Look through the records below and collect all lines that hold the string "Histogrammes".

:::

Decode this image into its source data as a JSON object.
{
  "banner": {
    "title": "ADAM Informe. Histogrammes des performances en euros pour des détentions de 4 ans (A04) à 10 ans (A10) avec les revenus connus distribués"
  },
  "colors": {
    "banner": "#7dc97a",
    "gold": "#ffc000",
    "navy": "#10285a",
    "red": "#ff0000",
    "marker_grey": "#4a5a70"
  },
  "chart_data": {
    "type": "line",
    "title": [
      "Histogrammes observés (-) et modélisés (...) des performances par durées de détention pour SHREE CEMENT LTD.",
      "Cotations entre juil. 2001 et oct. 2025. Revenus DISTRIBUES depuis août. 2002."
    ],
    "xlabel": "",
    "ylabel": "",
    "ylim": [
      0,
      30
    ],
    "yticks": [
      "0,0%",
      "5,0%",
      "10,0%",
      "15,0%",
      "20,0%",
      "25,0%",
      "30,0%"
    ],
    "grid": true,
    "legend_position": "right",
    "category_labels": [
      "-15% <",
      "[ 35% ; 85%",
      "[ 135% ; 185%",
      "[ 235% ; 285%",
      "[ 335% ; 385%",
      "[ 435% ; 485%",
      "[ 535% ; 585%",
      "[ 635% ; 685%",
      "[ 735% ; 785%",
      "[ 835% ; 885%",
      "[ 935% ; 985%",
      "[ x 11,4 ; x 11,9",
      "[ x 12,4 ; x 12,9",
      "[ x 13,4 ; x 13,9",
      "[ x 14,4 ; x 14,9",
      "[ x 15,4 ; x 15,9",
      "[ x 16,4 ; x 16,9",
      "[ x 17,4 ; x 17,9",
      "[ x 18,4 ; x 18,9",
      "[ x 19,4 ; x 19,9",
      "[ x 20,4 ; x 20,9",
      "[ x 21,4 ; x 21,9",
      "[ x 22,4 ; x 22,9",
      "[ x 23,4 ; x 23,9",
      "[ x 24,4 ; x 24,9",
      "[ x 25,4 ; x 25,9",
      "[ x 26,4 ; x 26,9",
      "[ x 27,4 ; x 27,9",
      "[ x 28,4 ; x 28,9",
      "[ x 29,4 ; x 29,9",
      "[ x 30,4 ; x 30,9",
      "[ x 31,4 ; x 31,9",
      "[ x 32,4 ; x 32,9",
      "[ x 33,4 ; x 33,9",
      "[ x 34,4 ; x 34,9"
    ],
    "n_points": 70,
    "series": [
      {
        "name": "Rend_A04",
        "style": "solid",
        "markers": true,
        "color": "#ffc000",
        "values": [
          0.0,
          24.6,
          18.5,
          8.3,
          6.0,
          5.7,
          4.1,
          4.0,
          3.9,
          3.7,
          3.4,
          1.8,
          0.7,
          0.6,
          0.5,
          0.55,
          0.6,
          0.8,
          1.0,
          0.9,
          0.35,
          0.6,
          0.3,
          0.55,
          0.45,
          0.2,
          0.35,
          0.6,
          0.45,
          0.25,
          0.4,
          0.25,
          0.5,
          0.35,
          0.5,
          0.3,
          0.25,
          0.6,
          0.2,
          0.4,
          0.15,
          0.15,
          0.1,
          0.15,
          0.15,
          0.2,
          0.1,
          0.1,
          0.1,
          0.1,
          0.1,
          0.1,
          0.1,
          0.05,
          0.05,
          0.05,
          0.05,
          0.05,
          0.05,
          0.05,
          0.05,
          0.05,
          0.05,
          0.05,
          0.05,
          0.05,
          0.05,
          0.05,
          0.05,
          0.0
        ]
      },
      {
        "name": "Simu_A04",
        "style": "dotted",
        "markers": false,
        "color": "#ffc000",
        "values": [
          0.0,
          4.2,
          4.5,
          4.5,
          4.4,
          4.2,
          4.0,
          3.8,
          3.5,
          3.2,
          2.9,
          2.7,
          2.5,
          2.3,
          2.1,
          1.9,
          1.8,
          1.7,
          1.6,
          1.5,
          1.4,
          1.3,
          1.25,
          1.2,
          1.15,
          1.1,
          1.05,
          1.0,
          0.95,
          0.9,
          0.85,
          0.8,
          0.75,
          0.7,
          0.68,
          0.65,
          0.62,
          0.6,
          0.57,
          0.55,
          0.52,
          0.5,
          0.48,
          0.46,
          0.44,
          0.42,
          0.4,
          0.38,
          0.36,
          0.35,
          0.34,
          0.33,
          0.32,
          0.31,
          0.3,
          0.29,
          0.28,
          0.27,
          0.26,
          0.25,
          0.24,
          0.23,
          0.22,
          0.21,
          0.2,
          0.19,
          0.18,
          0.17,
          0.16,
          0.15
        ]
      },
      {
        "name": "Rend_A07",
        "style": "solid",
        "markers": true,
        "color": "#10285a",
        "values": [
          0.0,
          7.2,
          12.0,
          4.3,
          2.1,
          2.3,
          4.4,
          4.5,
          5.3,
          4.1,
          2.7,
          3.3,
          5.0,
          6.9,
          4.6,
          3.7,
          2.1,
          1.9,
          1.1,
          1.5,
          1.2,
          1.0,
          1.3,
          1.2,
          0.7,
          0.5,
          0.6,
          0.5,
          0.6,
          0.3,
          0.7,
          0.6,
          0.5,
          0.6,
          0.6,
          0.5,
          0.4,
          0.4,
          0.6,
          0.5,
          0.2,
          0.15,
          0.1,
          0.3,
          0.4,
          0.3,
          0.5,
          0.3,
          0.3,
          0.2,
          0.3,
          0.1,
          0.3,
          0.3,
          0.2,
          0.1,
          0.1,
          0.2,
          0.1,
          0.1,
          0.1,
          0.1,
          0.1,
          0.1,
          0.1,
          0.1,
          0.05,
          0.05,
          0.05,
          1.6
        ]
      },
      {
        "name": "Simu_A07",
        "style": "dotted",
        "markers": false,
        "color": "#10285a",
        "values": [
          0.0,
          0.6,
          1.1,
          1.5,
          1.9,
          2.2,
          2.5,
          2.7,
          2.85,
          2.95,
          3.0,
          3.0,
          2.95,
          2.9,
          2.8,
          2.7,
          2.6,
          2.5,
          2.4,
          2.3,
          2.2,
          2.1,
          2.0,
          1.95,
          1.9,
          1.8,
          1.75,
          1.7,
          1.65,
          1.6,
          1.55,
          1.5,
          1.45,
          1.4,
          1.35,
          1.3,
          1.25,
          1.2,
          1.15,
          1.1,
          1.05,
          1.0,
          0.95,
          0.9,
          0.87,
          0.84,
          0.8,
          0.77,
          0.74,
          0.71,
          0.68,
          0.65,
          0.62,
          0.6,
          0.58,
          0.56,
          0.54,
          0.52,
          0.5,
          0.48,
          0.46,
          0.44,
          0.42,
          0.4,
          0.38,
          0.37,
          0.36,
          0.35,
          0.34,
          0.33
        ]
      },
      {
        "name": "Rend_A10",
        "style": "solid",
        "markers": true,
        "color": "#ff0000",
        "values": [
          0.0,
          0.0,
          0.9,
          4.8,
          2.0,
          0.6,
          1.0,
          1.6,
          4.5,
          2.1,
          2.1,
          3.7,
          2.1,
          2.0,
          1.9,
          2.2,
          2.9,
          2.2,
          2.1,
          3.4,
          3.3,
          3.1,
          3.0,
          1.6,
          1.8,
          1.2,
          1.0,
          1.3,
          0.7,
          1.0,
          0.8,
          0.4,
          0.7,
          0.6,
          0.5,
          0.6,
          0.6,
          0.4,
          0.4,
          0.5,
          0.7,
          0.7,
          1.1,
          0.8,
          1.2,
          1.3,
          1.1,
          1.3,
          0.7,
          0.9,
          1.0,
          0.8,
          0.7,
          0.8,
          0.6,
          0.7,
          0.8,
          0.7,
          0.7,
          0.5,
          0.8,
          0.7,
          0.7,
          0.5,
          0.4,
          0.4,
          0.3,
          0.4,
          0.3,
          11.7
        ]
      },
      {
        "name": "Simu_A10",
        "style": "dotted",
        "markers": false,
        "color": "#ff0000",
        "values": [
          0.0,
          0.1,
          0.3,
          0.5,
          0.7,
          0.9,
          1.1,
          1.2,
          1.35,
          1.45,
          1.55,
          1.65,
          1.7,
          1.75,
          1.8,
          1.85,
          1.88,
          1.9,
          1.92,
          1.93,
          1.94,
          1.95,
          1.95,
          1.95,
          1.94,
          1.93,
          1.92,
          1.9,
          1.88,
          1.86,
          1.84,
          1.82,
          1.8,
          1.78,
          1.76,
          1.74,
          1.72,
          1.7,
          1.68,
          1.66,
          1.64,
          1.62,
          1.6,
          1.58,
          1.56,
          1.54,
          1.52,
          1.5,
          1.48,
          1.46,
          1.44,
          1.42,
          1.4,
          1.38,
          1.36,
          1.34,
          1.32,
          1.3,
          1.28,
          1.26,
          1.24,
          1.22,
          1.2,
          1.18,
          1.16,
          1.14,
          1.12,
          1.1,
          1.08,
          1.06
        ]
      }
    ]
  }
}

:::

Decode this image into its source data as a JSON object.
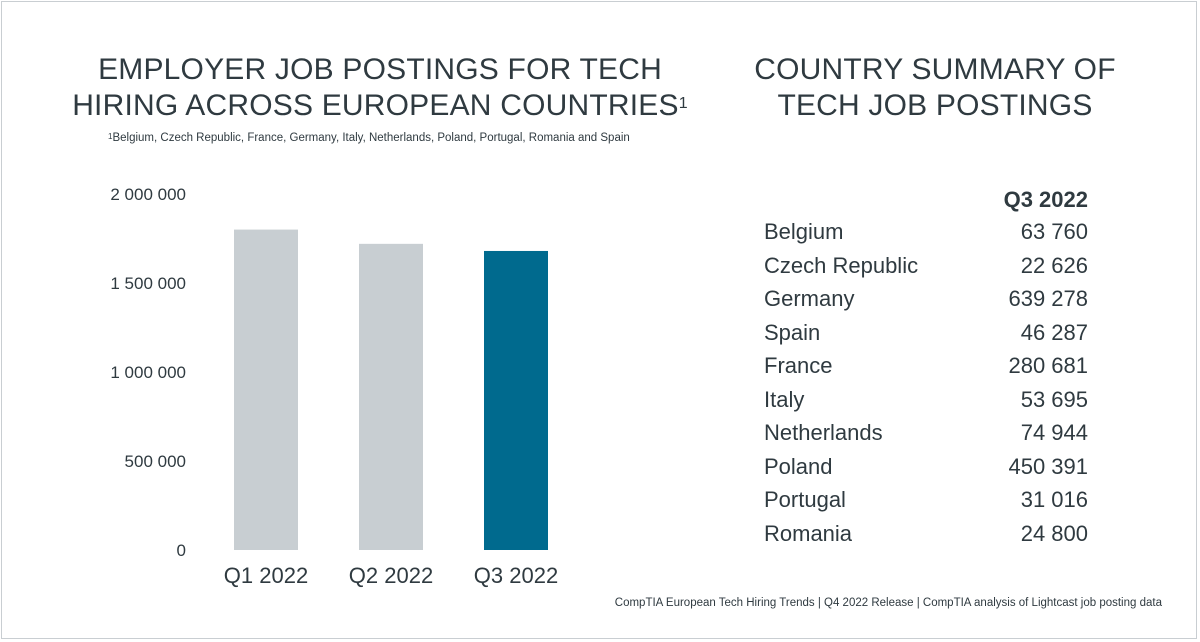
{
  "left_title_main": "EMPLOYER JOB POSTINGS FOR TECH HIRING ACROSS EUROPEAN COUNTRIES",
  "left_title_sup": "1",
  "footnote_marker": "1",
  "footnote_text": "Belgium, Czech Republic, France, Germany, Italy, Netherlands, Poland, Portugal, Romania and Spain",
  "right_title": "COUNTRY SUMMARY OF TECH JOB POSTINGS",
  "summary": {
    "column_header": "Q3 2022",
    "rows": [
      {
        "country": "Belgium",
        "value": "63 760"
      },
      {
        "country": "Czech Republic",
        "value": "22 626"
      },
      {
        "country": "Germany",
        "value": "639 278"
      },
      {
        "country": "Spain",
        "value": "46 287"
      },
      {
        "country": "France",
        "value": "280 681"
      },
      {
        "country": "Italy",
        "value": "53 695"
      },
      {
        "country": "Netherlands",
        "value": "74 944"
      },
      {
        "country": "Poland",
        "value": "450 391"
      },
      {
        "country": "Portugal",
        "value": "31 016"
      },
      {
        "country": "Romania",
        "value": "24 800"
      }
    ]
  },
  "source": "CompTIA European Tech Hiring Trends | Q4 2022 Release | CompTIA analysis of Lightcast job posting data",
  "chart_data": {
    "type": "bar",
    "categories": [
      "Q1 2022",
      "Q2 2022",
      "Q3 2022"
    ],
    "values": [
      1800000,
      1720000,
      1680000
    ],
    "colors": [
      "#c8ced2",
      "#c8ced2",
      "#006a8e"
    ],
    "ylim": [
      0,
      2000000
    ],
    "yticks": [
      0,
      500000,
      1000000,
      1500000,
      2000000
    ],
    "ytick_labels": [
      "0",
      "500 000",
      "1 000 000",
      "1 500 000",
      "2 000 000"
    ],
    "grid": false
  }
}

:::

▶ Solution:
    "title": "ADAM Informe. Histogrammes des performances en euros pour des détentions de 4 ans (A04) à 10 ans (A10) avec les revenus connus distribués"
      "Histogrammes observés (-) et modélisés (...) des performances par durées de détention pour SHREE CEMENT LTD.",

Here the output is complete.